(Saved entries)

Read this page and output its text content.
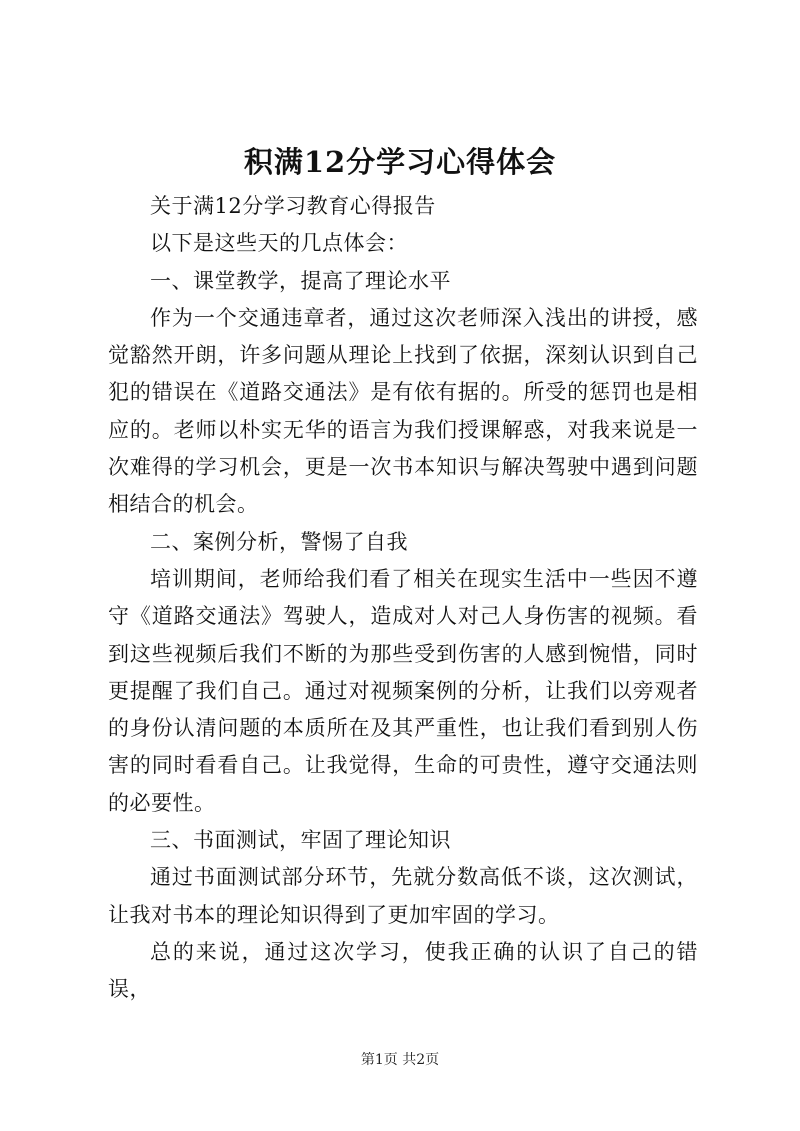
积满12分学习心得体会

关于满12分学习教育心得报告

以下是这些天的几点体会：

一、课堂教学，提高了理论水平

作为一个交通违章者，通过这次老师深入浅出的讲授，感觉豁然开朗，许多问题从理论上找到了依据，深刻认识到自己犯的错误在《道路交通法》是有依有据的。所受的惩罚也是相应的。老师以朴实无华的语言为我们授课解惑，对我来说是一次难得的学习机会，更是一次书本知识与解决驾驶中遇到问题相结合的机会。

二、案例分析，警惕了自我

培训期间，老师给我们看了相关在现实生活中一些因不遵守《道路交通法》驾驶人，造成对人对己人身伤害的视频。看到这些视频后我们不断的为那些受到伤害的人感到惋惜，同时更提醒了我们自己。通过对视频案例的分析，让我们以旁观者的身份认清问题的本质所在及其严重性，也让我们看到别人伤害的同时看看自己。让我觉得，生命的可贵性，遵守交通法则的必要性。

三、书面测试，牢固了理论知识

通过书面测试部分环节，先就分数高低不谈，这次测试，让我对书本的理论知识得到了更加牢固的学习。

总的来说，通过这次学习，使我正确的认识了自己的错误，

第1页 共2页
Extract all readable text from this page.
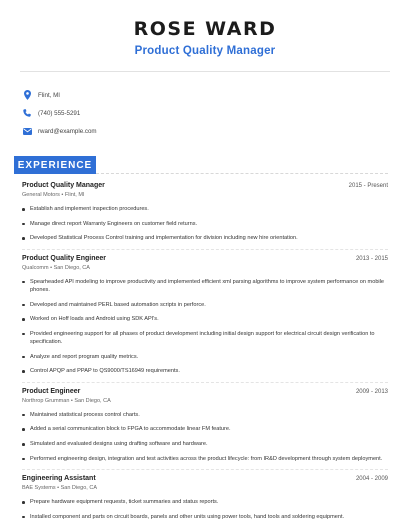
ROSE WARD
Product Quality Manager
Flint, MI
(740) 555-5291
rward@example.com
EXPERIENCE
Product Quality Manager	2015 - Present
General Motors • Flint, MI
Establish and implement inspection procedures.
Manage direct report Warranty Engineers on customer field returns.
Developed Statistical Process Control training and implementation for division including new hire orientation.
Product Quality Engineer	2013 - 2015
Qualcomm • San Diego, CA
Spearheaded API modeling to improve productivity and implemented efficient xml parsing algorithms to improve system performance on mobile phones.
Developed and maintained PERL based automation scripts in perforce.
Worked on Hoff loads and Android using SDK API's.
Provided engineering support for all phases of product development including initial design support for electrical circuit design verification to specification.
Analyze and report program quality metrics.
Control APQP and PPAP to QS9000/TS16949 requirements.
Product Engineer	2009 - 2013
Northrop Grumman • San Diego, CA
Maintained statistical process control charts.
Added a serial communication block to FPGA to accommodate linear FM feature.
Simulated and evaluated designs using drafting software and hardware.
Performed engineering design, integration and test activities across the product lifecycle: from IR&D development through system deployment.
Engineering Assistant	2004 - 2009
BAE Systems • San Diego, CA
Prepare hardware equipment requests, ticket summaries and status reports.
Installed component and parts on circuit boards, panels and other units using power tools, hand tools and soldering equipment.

==

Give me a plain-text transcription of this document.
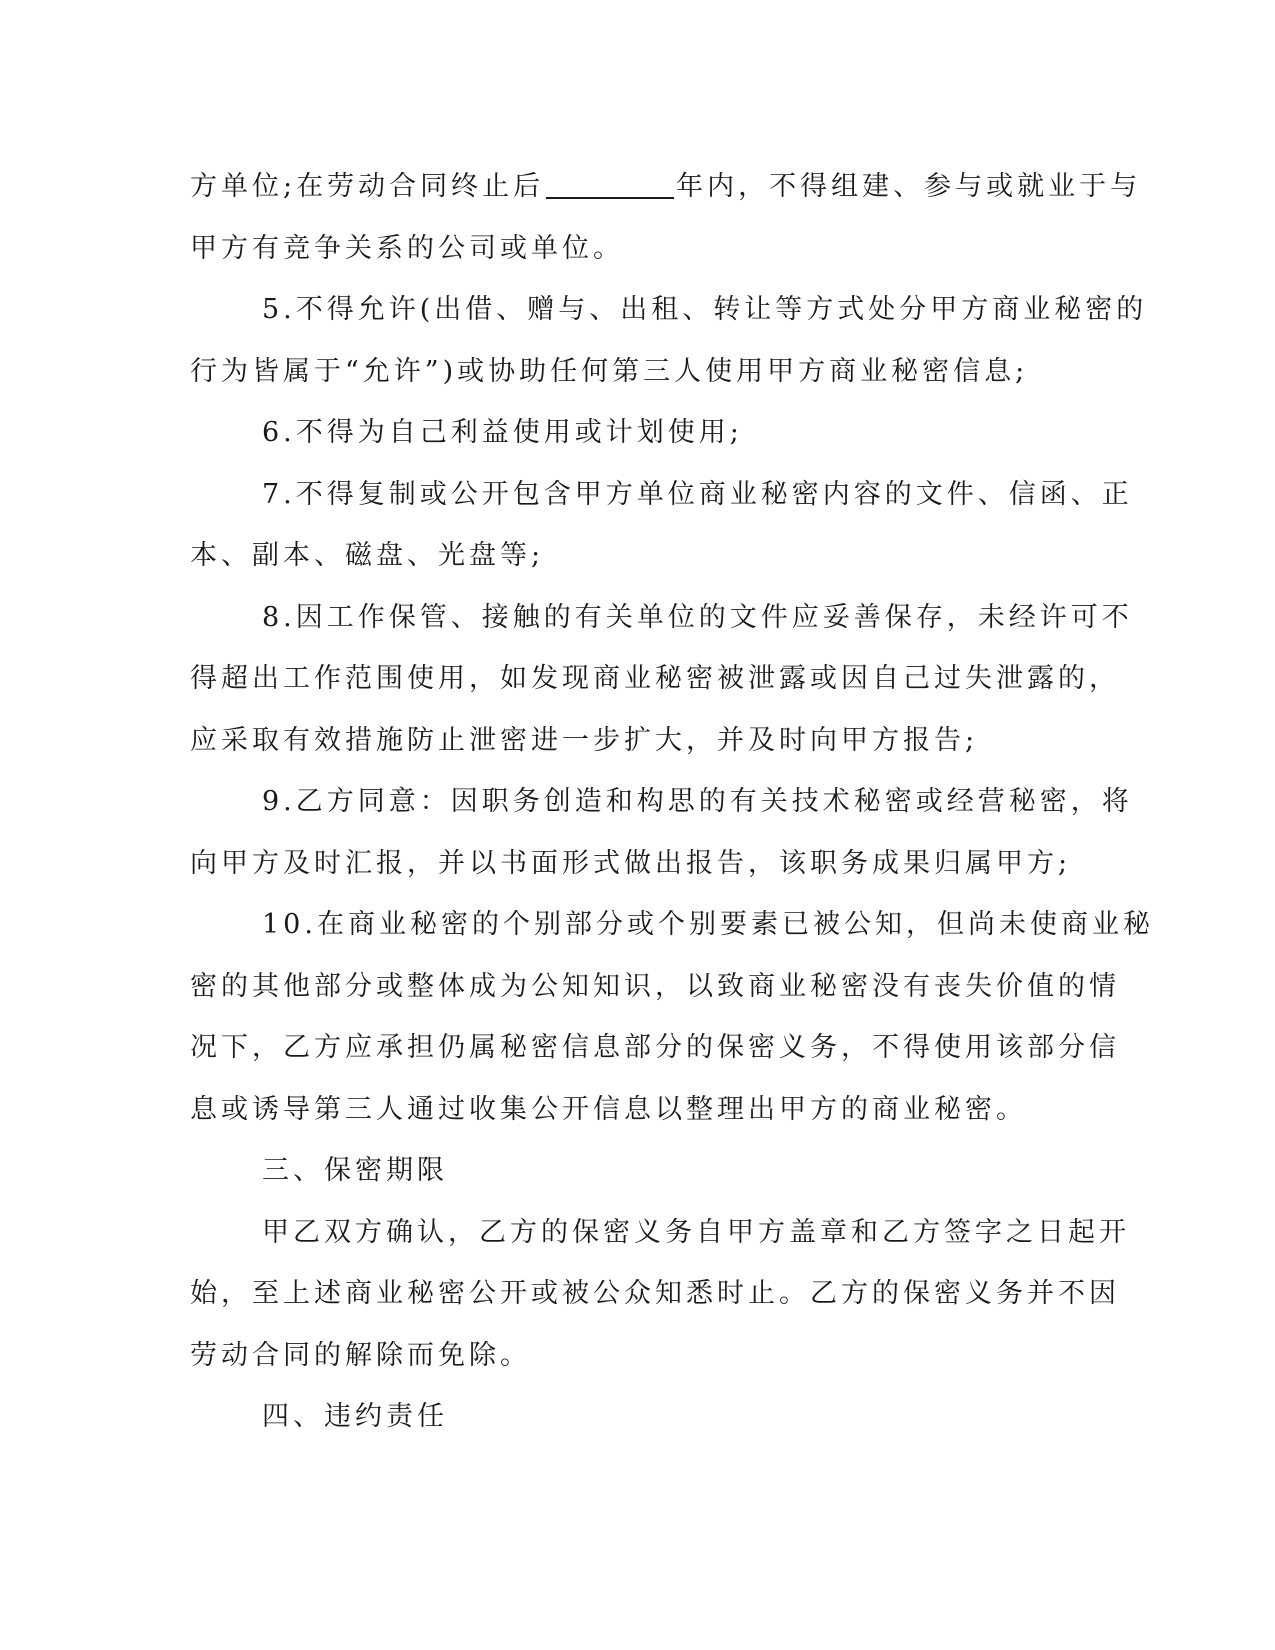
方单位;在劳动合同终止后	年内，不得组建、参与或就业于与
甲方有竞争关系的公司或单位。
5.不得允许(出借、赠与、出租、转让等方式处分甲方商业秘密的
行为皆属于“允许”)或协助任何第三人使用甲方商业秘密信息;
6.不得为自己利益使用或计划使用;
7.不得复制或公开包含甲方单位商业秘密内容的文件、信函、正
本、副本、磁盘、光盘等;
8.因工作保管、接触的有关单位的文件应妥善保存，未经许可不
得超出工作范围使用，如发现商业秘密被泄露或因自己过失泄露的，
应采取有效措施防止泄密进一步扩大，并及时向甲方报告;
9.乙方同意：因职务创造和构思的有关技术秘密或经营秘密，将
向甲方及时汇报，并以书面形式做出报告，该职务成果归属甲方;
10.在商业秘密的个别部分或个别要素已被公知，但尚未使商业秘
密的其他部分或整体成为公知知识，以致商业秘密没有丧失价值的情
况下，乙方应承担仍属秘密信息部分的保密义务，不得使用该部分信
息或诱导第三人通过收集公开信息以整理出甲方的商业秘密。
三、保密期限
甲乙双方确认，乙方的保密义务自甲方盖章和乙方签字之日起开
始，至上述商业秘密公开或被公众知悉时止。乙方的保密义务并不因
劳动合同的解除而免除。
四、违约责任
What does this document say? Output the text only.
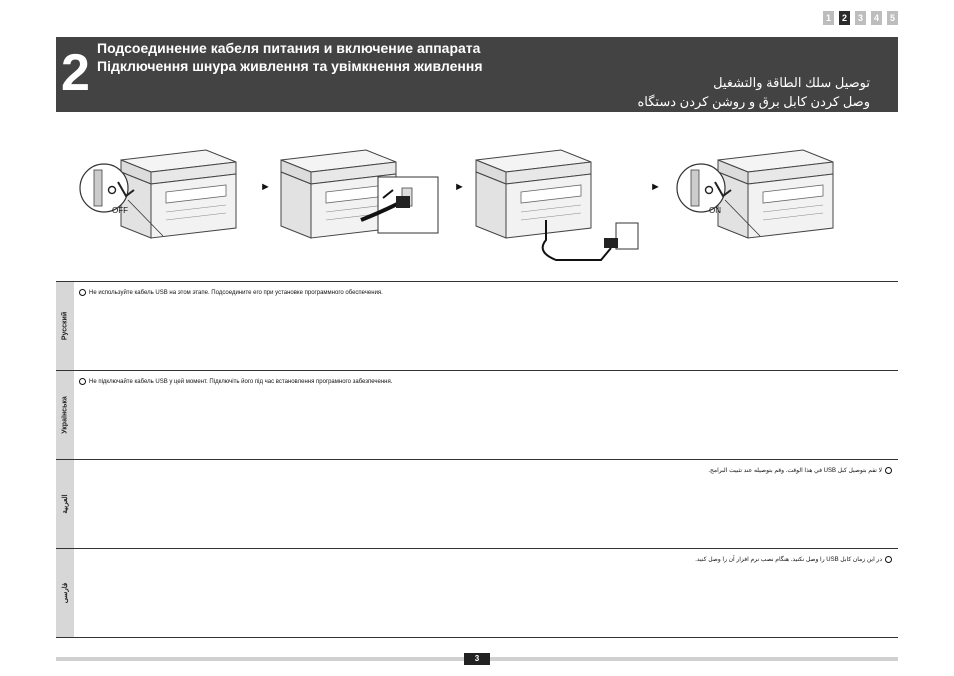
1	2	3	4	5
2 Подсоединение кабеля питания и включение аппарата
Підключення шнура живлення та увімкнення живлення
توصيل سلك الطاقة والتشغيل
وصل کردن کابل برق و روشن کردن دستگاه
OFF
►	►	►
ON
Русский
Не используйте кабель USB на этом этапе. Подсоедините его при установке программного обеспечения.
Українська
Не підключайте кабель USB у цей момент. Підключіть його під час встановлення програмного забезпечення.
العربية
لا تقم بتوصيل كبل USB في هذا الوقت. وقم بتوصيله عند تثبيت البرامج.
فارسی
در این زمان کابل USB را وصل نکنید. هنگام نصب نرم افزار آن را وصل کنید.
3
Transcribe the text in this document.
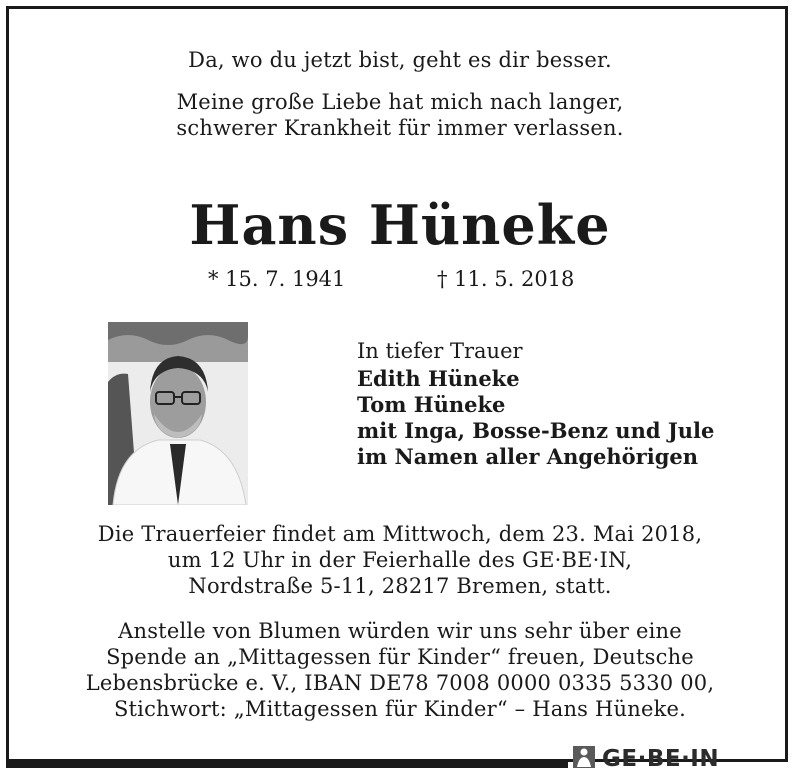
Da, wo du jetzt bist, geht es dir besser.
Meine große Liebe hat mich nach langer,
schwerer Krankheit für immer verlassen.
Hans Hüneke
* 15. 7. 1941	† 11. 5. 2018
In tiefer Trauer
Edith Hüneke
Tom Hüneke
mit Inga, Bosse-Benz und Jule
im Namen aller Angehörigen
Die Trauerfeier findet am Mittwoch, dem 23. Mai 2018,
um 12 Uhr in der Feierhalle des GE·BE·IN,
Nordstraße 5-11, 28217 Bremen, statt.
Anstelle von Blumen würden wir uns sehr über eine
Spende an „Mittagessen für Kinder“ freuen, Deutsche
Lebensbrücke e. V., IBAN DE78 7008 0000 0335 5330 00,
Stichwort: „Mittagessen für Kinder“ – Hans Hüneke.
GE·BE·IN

### To do:
Copy each line that contains the word "کابل".

### Answer:
وصل کردن کابل برق و روشن کردن دستگاه
در این زمان کابل USB را وصل نکنید. هنگام نصب نرم افزار آن را وصل کنید.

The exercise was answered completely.